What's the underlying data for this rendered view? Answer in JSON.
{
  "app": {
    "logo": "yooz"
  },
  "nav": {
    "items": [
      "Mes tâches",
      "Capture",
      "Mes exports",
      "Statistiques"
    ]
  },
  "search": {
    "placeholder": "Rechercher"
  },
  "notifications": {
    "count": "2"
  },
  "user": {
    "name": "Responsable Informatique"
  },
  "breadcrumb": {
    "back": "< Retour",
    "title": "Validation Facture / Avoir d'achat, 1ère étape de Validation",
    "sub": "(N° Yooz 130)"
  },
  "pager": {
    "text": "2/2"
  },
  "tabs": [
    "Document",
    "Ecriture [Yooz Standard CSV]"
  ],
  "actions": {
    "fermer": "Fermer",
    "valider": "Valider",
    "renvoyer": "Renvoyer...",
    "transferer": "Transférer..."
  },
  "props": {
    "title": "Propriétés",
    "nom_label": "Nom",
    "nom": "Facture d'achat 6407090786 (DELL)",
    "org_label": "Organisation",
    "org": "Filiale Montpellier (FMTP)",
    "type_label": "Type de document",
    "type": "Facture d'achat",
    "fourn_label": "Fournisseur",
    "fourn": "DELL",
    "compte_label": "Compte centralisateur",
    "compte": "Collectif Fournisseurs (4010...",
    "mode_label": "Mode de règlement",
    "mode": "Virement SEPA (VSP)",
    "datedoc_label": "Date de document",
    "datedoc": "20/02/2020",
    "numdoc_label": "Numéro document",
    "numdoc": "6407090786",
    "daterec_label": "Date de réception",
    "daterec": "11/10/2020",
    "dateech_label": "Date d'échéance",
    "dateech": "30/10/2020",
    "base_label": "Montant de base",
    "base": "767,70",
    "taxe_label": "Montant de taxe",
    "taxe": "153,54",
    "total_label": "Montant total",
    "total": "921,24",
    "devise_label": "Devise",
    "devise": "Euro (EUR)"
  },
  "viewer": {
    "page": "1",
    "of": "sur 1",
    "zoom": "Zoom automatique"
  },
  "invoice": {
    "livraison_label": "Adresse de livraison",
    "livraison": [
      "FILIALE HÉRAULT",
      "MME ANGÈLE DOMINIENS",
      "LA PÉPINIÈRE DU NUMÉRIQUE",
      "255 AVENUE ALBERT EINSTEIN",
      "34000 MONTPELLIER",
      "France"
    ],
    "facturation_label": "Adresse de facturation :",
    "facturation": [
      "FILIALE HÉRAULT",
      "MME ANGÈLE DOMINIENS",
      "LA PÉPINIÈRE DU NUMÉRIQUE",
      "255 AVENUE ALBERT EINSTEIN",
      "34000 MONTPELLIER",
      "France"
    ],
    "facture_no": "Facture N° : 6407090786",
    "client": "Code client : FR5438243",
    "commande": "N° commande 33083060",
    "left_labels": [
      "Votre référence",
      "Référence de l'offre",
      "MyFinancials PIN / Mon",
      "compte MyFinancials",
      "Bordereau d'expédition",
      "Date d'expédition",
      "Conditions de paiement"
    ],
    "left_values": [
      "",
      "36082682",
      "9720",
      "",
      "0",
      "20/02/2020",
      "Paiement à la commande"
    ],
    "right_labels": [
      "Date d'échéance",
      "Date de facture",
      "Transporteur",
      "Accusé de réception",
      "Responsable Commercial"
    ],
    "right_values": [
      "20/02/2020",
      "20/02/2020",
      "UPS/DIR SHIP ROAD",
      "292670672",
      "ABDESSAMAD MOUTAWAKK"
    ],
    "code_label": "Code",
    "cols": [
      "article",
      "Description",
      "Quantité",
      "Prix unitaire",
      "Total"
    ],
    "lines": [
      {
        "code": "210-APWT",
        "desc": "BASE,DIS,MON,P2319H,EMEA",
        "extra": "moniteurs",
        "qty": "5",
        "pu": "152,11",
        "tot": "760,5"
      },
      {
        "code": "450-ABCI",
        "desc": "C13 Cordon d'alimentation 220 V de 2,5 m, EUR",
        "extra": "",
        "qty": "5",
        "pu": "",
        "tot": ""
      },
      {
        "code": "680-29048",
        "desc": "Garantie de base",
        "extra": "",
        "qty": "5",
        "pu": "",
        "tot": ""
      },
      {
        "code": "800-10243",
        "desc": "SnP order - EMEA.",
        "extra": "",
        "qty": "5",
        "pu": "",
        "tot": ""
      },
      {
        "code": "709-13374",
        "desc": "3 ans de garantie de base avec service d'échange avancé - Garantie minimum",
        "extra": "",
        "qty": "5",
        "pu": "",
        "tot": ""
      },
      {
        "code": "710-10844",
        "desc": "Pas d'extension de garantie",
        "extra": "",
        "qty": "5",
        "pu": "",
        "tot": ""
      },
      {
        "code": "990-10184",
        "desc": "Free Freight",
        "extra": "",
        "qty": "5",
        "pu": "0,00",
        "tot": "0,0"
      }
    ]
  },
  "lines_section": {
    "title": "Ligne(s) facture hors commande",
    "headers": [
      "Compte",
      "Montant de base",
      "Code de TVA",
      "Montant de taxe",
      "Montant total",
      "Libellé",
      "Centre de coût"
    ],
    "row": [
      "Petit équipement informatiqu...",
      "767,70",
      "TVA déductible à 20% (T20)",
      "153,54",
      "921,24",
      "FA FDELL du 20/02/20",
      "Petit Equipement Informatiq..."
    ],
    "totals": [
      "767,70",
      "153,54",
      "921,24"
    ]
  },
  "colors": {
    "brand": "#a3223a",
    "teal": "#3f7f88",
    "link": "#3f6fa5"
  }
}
━━━━━━━━━━
TASK TO CARRY OUT ▸
Go through the entries above and count the lines containing the word "livraison"; give only that count.

EXERCISE RESULT ▸
2